■ AIM
Omit the images, then output each of the records below exactly.

■ PROVIDED INFORMATION
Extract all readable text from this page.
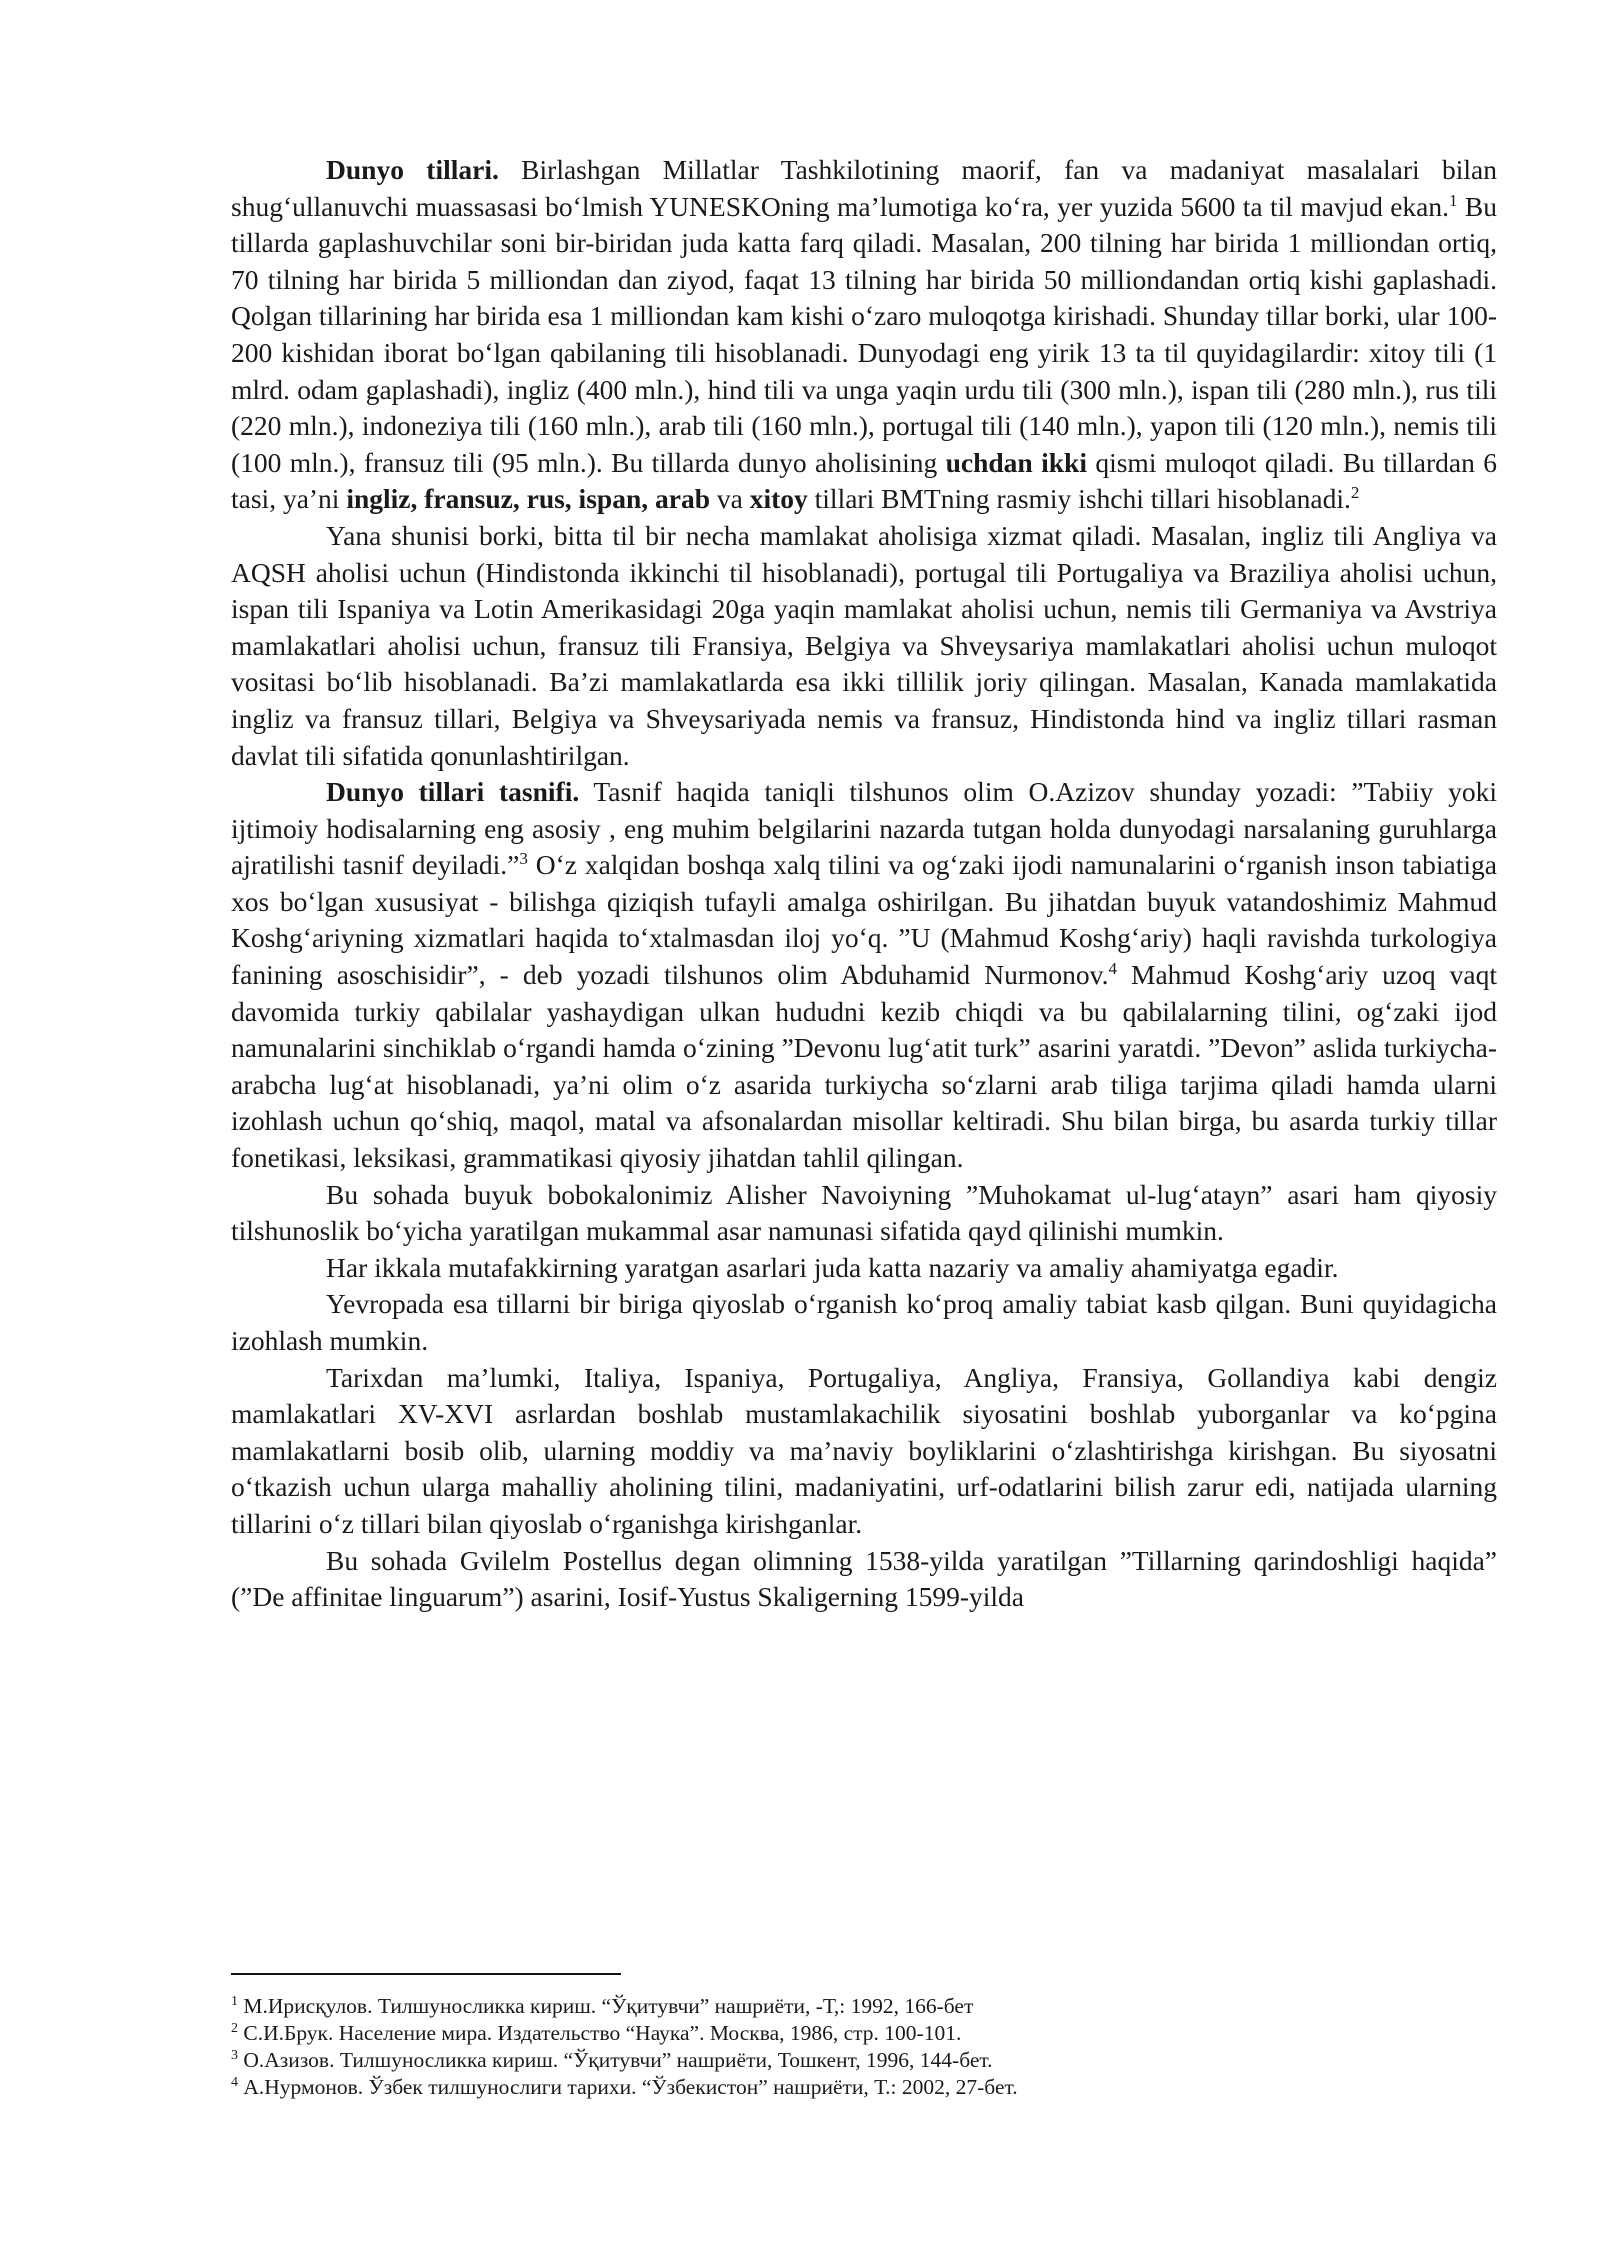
Dunyo tillari. Birlashgan Millatlar Tashkilotining maorif, fan va madaniyat masalalari bilan shug‘ullanuvchi muassasasi bo‘lmish YUNESKOning ma’lumotiga ko‘ra, yer yuzida 5600 ta til mavjud ekan.$^1$ Bu tillarda gaplashuvchilar soni bir-biridan juda katta farq qiladi. Masalan, 200 tilning har birida 1 milliondan ortiq, 70 tilning har birida 5 milliondan dan ziyod, faqat 13 tilning har birida 50 milliondandan ortiq kishi gaplashadi. Qolgan tillarining har birida esa 1 milliondan kam kishi o‘zaro muloqotga kirishadi. Shunday tillar borki, ular 100-200 kishidan iborat bo‘lgan qabilaning tili hisoblanadi. Dunyodagi eng yirik 13 ta til quyidagilardir: xitoy tili (1 mlrd. odam gaplashadi), ingliz (400 mln.), hind tili va unga yaqin urdu tili (300 mln.), ispan tili (280 mln.), rus tili (220 mln.), indoneziya tili (160 mln.), arab tili (160 mln.), portugal tili (140 mln.), yapon tili (120 mln.), nemis tili (100 mln.), fransuz tili (95 mln.). Bu tillarda dunyo aholisining uchdan ikki qismi muloqot qiladi. Bu tillardan 6 tasi, ya’ni ingliz, fransuz, rus, ispan, arab va xitoy tillari BMTning rasmiy ishchi tillari hisoblanadi.$^2$

Yana shunisi borki, bitta til bir necha mamlakat aholisiga xizmat qiladi. Masalan, ingliz tili Angliya va AQSH aholisi uchun (Hindistonda ikkinchi til hisoblanadi), portugal tili Portugaliya va Braziliya aholisi uchun, ispan tili Ispaniya va Lotin Amerikasidagi 20ga yaqin mamlakat aholisi uchun, nemis tili Germaniya va Avstriya mamlakatlari aholisi uchun, fransuz tili Fransiya, Belgiya va Shveysariya mamlakatlari aholisi uchun muloqot vositasi bo‘lib hisoblanadi. Ba’zi mamlakatlarda esa ikki tillilik joriy qilingan. Masalan, Kanada mamlakatida ingliz va fransuz tillari, Belgiya va Shveysariyada nemis va fransuz, Hindistonda hind va ingliz tillari rasman davlat tili sifatida qonunlashtirilgan.

Dunyo tillari tasnifi. Tasnif haqida taniqli tilshunos olim O.Azizov shunday yozadi: ”Tabiiy yoki ijtimoiy hodisalarning eng asosiy , eng muhim belgilarini nazarda tutgan holda dunyodagi narsalaning guruhlarga ajratilishi tasnif deyiladi.”$^3$ O‘z xalqidan boshqa xalq tilini va og‘zaki ijodi namunalarini o‘rganish inson tabiatiga xos bo‘lgan xususiyat - bilishga qiziqish tufayli amalga oshirilgan. Bu jihatdan buyuk vatandoshimiz Mahmud Koshg‘ariyning xizmatlari haqida to‘xtalmasdan iloj yo‘q. ”U (Mahmud Koshg‘ariy) haqli ravishda turkologiya fanining asoschisidir”, - deb yozadi tilshunos olim Abduhamid Nurmonov.$^4$ Mahmud Koshg‘ariy uzoq vaqt davomida turkiy qabilalar yashaydigan ulkan hududni kezib chiqdi va bu qabilalarning tilini, og‘zaki ijod namunalarini sinchiklab o‘rgandi hamda o‘zining ”Devonu lug‘atit turk” asarini yaratdi. ”Devon” aslida turkiycha-arabcha lug‘at hisoblanadi, ya’ni olim o‘z asarida turkiycha so‘zlarni arab tiliga tarjima qiladi hamda ularni izohlash uchun qo‘shiq, maqol, matal va afsonalardan misollar keltiradi. Shu bilan birga, bu asarda turkiy tillar fonetikasi, leksikasi, grammatikasi qiyosiy jihatdan tahlil qilingan.

Bu sohada buyuk bobokalonimiz Alisher Navoiyning ”Muhokamat ul-lug‘atayn” asari ham qiyosiy tilshunoslik bo‘yicha yaratilgan mukammal asar namunasi sifatida qayd qilinishi mumkin.

Har ikkala mutafakkirning yaratgan asarlari juda katta nazariy va amaliy ahamiyatga egadir.

Yevropada esa tillarni bir biriga qiyoslab o‘rganish ko‘proq amaliy tabiat kasb qilgan. Buni quyidagicha izohlash mumkin.

Tarixdan ma’lumki, Italiya, Ispaniya, Portugaliya, Angliya, Fransiya, Gollandiya kabi dengiz mamlakatlari XV-XVI asrlardan boshlab mustamlakachilik siyosatini boshlab yuborganlar va ko‘pgina mamlakatlarni bosib olib, ularning moddiy va ma’naviy boyliklarini o‘zlashtirishga kirishgan. Bu siyosatni o‘tkazish uchun ularga mahalliy aholining tilini, madaniyatini, urf-odatlarini bilish zarur edi, natijada ularning tillarini o‘z tillari bilan qiyoslab o‘rganishga kirishganlar.

Bu sohada Gvilelm Postellus degan olimning 1538-yilda yaratilgan ”Tillarning qarindoshligi haqida” (”De affinitae linguarum”) asarini, Iosif-Yustus Skaligerning 1599-yilda

$^1$ М.Ирисқулов. Тилшуносликка кириш. “Ўқитувчи” нашриёти, -Т,: 1992, 166-бет

$^2$ С.И.Брук. Население мира. Издательство “Наука”. Москва, 1986, стр. 100-101.

$^3$ О.Азизов. Тилшуносликка кириш. “Ўқитувчи” нашриёти, Тошкент, 1996, 144-бет.

$^4$ А.Нурмонов. Ўзбек тилшунослиги тарихи. “Ўзбекистон” нашриёти, Т.: 2002, 27-бет.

■ EXERCISE OUTPUT
Extract all readable text from this page.
Dunyo tillari. Birlashgan Millatlar Tashkilotining maorif, fan va madaniyat masalalari bilan shug‘ullanuvchi muassasasi bo‘lmish YUNESKOning ma’lumotiga ko‘ra, yer yuzida 5600 ta til mavjud ekan.$^1$ Bu tillarda gaplashuvchilar soni bir-biridan juda katta farq qiladi. Masalan, 200 tilning har birida 1 milliondan ortiq, 70 tilning har birida 5 milliondan dan ziyod, faqat 13 tilning har birida 50 milliondandan ortiq kishi gaplashadi. Qolgan tillarining har birida esa 1 milliondan kam kishi o‘zaro muloqotga kirishadi. Shunday tillar borki, ular 100-200 kishidan iborat bo‘lgan qabilaning tili hisoblanadi. Dunyodagi eng yirik 13 ta til quyidagilardir: xitoy tili (1 mlrd. odam gaplashadi), ingliz (400 mln.), hind tili va unga yaqin urdu tili (300 mln.), ispan tili (280 mln.), rus tili (220 mln.), indoneziya tili (160 mln.), arab tili (160 mln.), portugal tili (140 mln.), yapon tili (120 mln.), nemis tili (100 mln.), fransuz tili (95 mln.). Bu tillarda dunyo aholisining uchdan ikki qismi muloqot qiladi. Bu tillardan 6 tasi, ya’ni ingliz, fransuz, rus, ispan, arab va xitoy tillari BMTning rasmiy ishchi tillari hisoblanadi.$^2$

Yana shunisi borki, bitta til bir necha mamlakat aholisiga xizmat qiladi. Masalan, ingliz tili Angliya va AQSH aholisi uchun (Hindistonda ikkinchi til hisoblanadi), portugal tili Portugaliya va Braziliya aholisi uchun, ispan tili Ispaniya va Lotin Amerikasidagi 20ga yaqin mamlakat aholisi uchun, nemis tili Germaniya va Avstriya mamlakatlari aholisi uchun, fransuz tili Fransiya, Belgiya va Shveysariya mamlakatlari aholisi uchun muloqot vositasi bo‘lib hisoblanadi. Ba’zi mamlakatlarda esa ikki tillilik joriy qilingan. Masalan, Kanada mamlakatida ingliz va fransuz tillari, Belgiya va Shveysariyada nemis va fransuz, Hindistonda hind va ingliz tillari rasman davlat tili sifatida qonunlashtirilgan.

Dunyo tillari tasnifi. Tasnif haqida taniqli tilshunos olim O.Azizov shunday yozadi: ”Tabiiy yoki ijtimoiy hodisalarning eng asosiy , eng muhim belgilarini nazarda tutgan holda dunyodagi narsalaning guruhlarga ajratilishi tasnif deyiladi.”$^3$ O‘z xalqidan boshqa xalq tilini va og‘zaki ijodi namunalarini o‘rganish inson tabiatiga xos bo‘lgan xususiyat - bilishga qiziqish tufayli amalga oshirilgan. Bu jihatdan buyuk vatandoshimiz Mahmud Koshg‘ariyning xizmatlari haqida to‘xtalmasdan iloj yo‘q. ”U (Mahmud Koshg‘ariy) haqli ravishda turkologiya fanining asoschisidir”, - deb yozadi tilshunos olim Abduhamid Nurmonov.$^4$ Mahmud Koshg‘ariy uzoq vaqt davomida turkiy qabilalar yashaydigan ulkan hududni kezib chiqdi va bu qabilalarning tilini, og‘zaki ijod namunalarini sinchiklab o‘rgandi hamda o‘zining ”Devonu lug‘atit turk” asarini yaratdi. ”Devon” aslida turkiycha-arabcha lug‘at hisoblanadi, ya’ni olim o‘z asarida turkiycha so‘zlarni arab tiliga tarjima qiladi hamda ularni izohlash uchun qo‘shiq, maqol, matal va afsonalardan misollar keltiradi. Shu bilan birga, bu asarda turkiy tillar fonetikasi, leksikasi, grammatikasi qiyosiy jihatdan tahlil qilingan.

Bu sohada buyuk bobokalonimiz Alisher Navoiyning ”Muhokamat ul-lug‘atayn” asari ham qiyosiy tilshunoslik bo‘yicha yaratilgan mukammal asar namunasi sifatida qayd qilinishi mumkin.

Har ikkala mutafakkirning yaratgan asarlari juda katta nazariy va amaliy ahamiyatga egadir.

Yevropada esa tillarni bir biriga qiyoslab o‘rganish ko‘proq amaliy tabiat kasb qilgan. Buni quyidagicha izohlash mumkin.

Tarixdan ma’lumki, Italiya, Ispaniya, Portugaliya, Angliya, Fransiya, Gollandiya kabi dengiz mamlakatlari XV-XVI asrlardan boshlab mustamlakachilik siyosatini boshlab yuborganlar va ko‘pgina mamlakatlarni bosib olib, ularning moddiy va ma’naviy boyliklarini o‘zlashtirishga kirishgan. Bu siyosatni o‘tkazish uchun ularga mahalliy aholining tilini, madaniyatini, urf-odatlarini bilish zarur edi, natijada ularning tillarini o‘z tillari bilan qiyoslab o‘rganishga kirishganlar.

Bu sohada Gvilelm Postellus degan olimning 1538-yilda yaratilgan ”Tillarning qarindoshligi haqida” (”De affinitae linguarum”) asarini, Iosif-Yustus Skaligerning 1599-yilda

$^1$ М.Ирисқулов. Тилшуносликка кириш. “Ўқитувчи” нашриёти, -Т,: 1992, 166-бет

$^2$ С.И.Брук. Население мира. Издательство “Наука”. Москва, 1986, стр. 100-101.

$^3$ О.Азизов. Тилшуносликка кириш. “Ўқитувчи” нашриёти, Тошкент, 1996, 144-бет.

$^4$ А.Нурмонов. Ўзбек тилшунослиги тарихи. “Ўзбекистон” нашриёти, Т.: 2002, 27-бет.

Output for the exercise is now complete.